GIVEN INSTRUCTION - Will you transcribe all the entries word for word, skipping the pictures they hold?

--- Start STORED ROWS ---

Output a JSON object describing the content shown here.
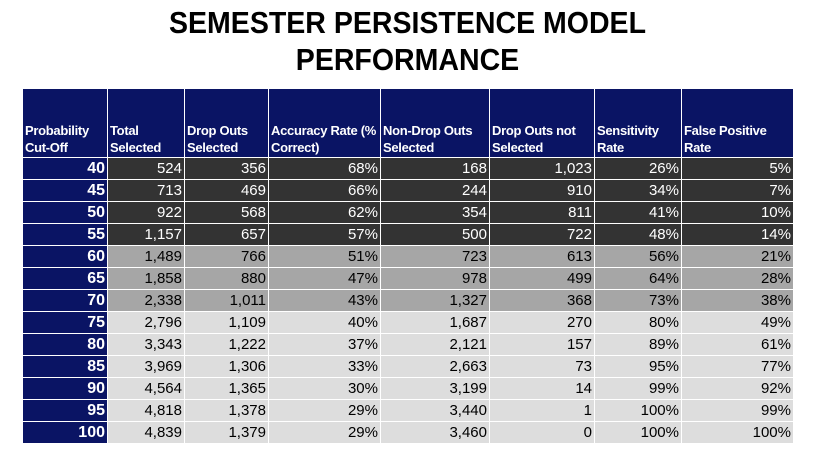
{
  "title": {
    "line1": "SEMESTER PERSISTENCE MODEL",
    "line2": "PERFORMANCE"
  },
  "table": {
    "headers": [
      "Probability Cut-Off",
      "Total Selected",
      "Drop Outs Selected",
      "Accuracy Rate (% Correct)",
      "Non-Drop Outs Selected",
      "Drop Outs not Selected",
      "Sensitivity Rate",
      "False Positive Rate"
    ],
    "colors": {
      "header_bg": "#0a1464",
      "band_dark": "#333333",
      "band_mid": "#a6a6a6",
      "band_light": "#dddddd"
    },
    "rows": [
      {
        "band": "dark",
        "cells": [
          "40",
          "524",
          "356",
          "68%",
          "168",
          "1,023",
          "26%",
          "5%"
        ]
      },
      {
        "band": "dark",
        "cells": [
          "45",
          "713",
          "469",
          "66%",
          "244",
          "910",
          "34%",
          "7%"
        ]
      },
      {
        "band": "dark",
        "cells": [
          "50",
          "922",
          "568",
          "62%",
          "354",
          "811",
          "41%",
          "10%"
        ]
      },
      {
        "band": "dark",
        "cells": [
          "55",
          "1,157",
          "657",
          "57%",
          "500",
          "722",
          "48%",
          "14%"
        ]
      },
      {
        "band": "mid",
        "cells": [
          "60",
          "1,489",
          "766",
          "51%",
          "723",
          "613",
          "56%",
          "21%"
        ]
      },
      {
        "band": "mid",
        "cells": [
          "65",
          "1,858",
          "880",
          "47%",
          "978",
          "499",
          "64%",
          "28%"
        ]
      },
      {
        "band": "mid",
        "cells": [
          "70",
          "2,338",
          "1,011",
          "43%",
          "1,327",
          "368",
          "73%",
          "38%"
        ]
      },
      {
        "band": "light",
        "cells": [
          "75",
          "2,796",
          "1,109",
          "40%",
          "1,687",
          "270",
          "80%",
          "49%"
        ]
      },
      {
        "band": "light",
        "cells": [
          "80",
          "3,343",
          "1,222",
          "37%",
          "2,121",
          "157",
          "89%",
          "61%"
        ]
      },
      {
        "band": "light",
        "cells": [
          "85",
          "3,969",
          "1,306",
          "33%",
          "2,663",
          "73",
          "95%",
          "77%"
        ]
      },
      {
        "band": "light",
        "cells": [
          "90",
          "4,564",
          "1,365",
          "30%",
          "3,199",
          "14",
          "99%",
          "92%"
        ]
      },
      {
        "band": "light",
        "cells": [
          "95",
          "4,818",
          "1,378",
          "29%",
          "3,440",
          "1",
          "100%",
          "99%"
        ]
      },
      {
        "band": "light",
        "cells": [
          "100",
          "4,839",
          "1,379",
          "29%",
          "3,460",
          "0",
          "100%",
          "100%"
        ]
      }
    ]
  }
}
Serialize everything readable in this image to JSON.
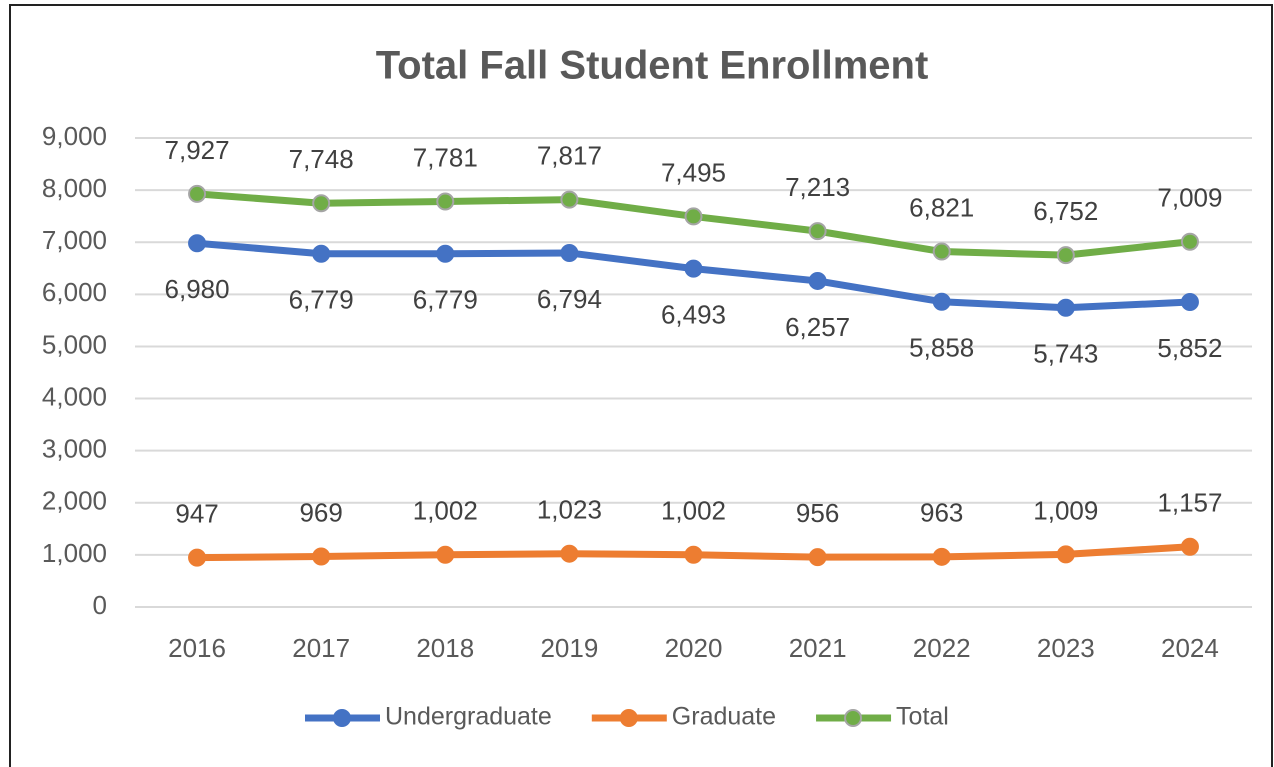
{
  "chart_data": {
    "type": "line",
    "title": "Total Fall Student Enrollment",
    "categories": [
      "2016",
      "2017",
      "2018",
      "2019",
      "2020",
      "2021",
      "2022",
      "2023",
      "2024"
    ],
    "series": [
      {
        "name": "Undergraduate",
        "color": "#4472c4",
        "values": [
          6980,
          6779,
          6779,
          6794,
          6493,
          6257,
          5858,
          5743,
          5852
        ],
        "value_labels": [
          "6,980",
          "6,779",
          "6,779",
          "6,794",
          "6,493",
          "6,257",
          "5,858",
          "5,743",
          "5,852"
        ]
      },
      {
        "name": "Graduate",
        "color": "#ed7d31",
        "values": [
          947,
          969,
          1002,
          1023,
          1002,
          956,
          963,
          1009,
          1157
        ],
        "value_labels": [
          "947",
          "969",
          "1,002",
          "1,023",
          "1,002",
          "956",
          "963",
          "1,009",
          "1,157"
        ]
      },
      {
        "name": "Total",
        "color": "#70ad47",
        "values": [
          7927,
          7748,
          7781,
          7817,
          7495,
          7213,
          6821,
          6752,
          7009
        ],
        "value_labels": [
          "7,927",
          "7,748",
          "7,781",
          "7,817",
          "7,495",
          "7,213",
          "6,821",
          "6,752",
          "7,009"
        ]
      }
    ],
    "ylim": [
      0,
      9000
    ],
    "yticks": [
      0,
      {
        "value": 1000,
        "label": "1,000"
      },
      {
        "value": 2000,
        "label": "2,000"
      },
      {
        "value": 3000,
        "label": "3,000"
      },
      {
        "value": 4000,
        "label": "4,000"
      },
      {
        "value": 5000,
        "label": "5,000"
      },
      {
        "value": 6000,
        "label": "6,000"
      },
      {
        "value": 7000,
        "label": "7,000"
      },
      {
        "value": 8000,
        "label": "8,000"
      },
      {
        "value": 9000,
        "label": "9,000"
      }
    ],
    "grid": true,
    "legend": "bottom"
  }
}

--- End STORED ROWS ---

FULL OUTPUT -
Output a JSON object describing the content shown here.
{
  "title": {
    "line1": "SEMESTER PERSISTENCE MODEL",
    "line2": "PERFORMANCE"
  },
  "table": {
    "headers": [
      "Probability Cut-Off",
      "Total Selected",
      "Drop Outs Selected",
      "Accuracy Rate (% Correct)",
      "Non-Drop Outs Selected",
      "Drop Outs not Selected",
      "Sensitivity Rate",
      "False Positive Rate"
    ],
    "colors": {
      "header_bg": "#0a1464",
      "band_dark": "#333333",
      "band_mid": "#a6a6a6",
      "band_light": "#dddddd"
    },
    "rows": [
      {
        "band": "dark",
        "cells": [
          "40",
          "524",
          "356",
          "68%",
          "168",
          "1,023",
          "26%",
          "5%"
        ]
      },
      {
        "band": "dark",
        "cells": [
          "45",
          "713",
          "469",
          "66%",
          "244",
          "910",
          "34%",
          "7%"
        ]
      },
      {
        "band": "dark",
        "cells": [
          "50",
          "922",
          "568",
          "62%",
          "354",
          "811",
          "41%",
          "10%"
        ]
      },
      {
        "band": "dark",
        "cells": [
          "55",
          "1,157",
          "657",
          "57%",
          "500",
          "722",
          "48%",
          "14%"
        ]
      },
      {
        "band": "mid",
        "cells": [
          "60",
          "1,489",
          "766",
          "51%",
          "723",
          "613",
          "56%",
          "21%"
        ]
      },
      {
        "band": "mid",
        "cells": [
          "65",
          "1,858",
          "880",
          "47%",
          "978",
          "499",
          "64%",
          "28%"
        ]
      },
      {
        "band": "mid",
        "cells": [
          "70",
          "2,338",
          "1,011",
          "43%",
          "1,327",
          "368",
          "73%",
          "38%"
        ]
      },
      {
        "band": "light",
        "cells": [
          "75",
          "2,796",
          "1,109",
          "40%",
          "1,687",
          "270",
          "80%",
          "49%"
        ]
      },
      {
        "band": "light",
        "cells": [
          "80",
          "3,343",
          "1,222",
          "37%",
          "2,121",
          "157",
          "89%",
          "61%"
        ]
      },
      {
        "band": "light",
        "cells": [
          "85",
          "3,969",
          "1,306",
          "33%",
          "2,663",
          "73",
          "95%",
          "77%"
        ]
      },
      {
        "band": "light",
        "cells": [
          "90",
          "4,564",
          "1,365",
          "30%",
          "3,199",
          "14",
          "99%",
          "92%"
        ]
      },
      {
        "band": "light",
        "cells": [
          "95",
          "4,818",
          "1,378",
          "29%",
          "3,440",
          "1",
          "100%",
          "99%"
        ]
      },
      {
        "band": "light",
        "cells": [
          "100",
          "4,839",
          "1,379",
          "29%",
          "3,460",
          "0",
          "100%",
          "100%"
        ]
      }
    ]
  }
}
Serialize everything readable in this image to JSON.
{
  "chart_data": {
    "type": "line",
    "title": "Total Fall Student Enrollment",
    "categories": [
      "2016",
      "2017",
      "2018",
      "2019",
      "2020",
      "2021",
      "2022",
      "2023",
      "2024"
    ],
    "series": [
      {
        "name": "Undergraduate",
        "color": "#4472c4",
        "values": [
          6980,
          6779,
          6779,
          6794,
          6493,
          6257,
          5858,
          5743,
          5852
        ],
        "value_labels": [
          "6,980",
          "6,779",
          "6,779",
          "6,794",
          "6,493",
          "6,257",
          "5,858",
          "5,743",
          "5,852"
        ]
      },
      {
        "name": "Graduate",
        "color": "#ed7d31",
        "values": [
          947,
          969,
          1002,
          1023,
          1002,
          956,
          963,
          1009,
          1157
        ],
        "value_labels": [
          "947",
          "969",
          "1,002",
          "1,023",
          "1,002",
          "956",
          "963",
          "1,009",
          "1,157"
        ]
      },
      {
        "name": "Total",
        "color": "#70ad47",
        "values": [
          7927,
          7748,
          7781,
          7817,
          7495,
          7213,
          6821,
          6752,
          7009
        ],
        "value_labels": [
          "7,927",
          "7,748",
          "7,781",
          "7,817",
          "7,495",
          "7,213",
          "6,821",
          "6,752",
          "7,009"
        ]
      }
    ],
    "ylim": [
      0,
      9000
    ],
    "yticks": [
      0,
      {
        "value": 1000,
        "label": "1,000"
      },
      {
        "value": 2000,
        "label": "2,000"
      },
      {
        "value": 3000,
        "label": "3,000"
      },
      {
        "value": 4000,
        "label": "4,000"
      },
      {
        "value": 5000,
        "label": "5,000"
      },
      {
        "value": 6000,
        "label": "6,000"
      },
      {
        "value": 7000,
        "label": "7,000"
      },
      {
        "value": 8000,
        "label": "8,000"
      },
      {
        "value": 9000,
        "label": "9,000"
      }
    ],
    "grid": true,
    "legend": "bottom"
  }
}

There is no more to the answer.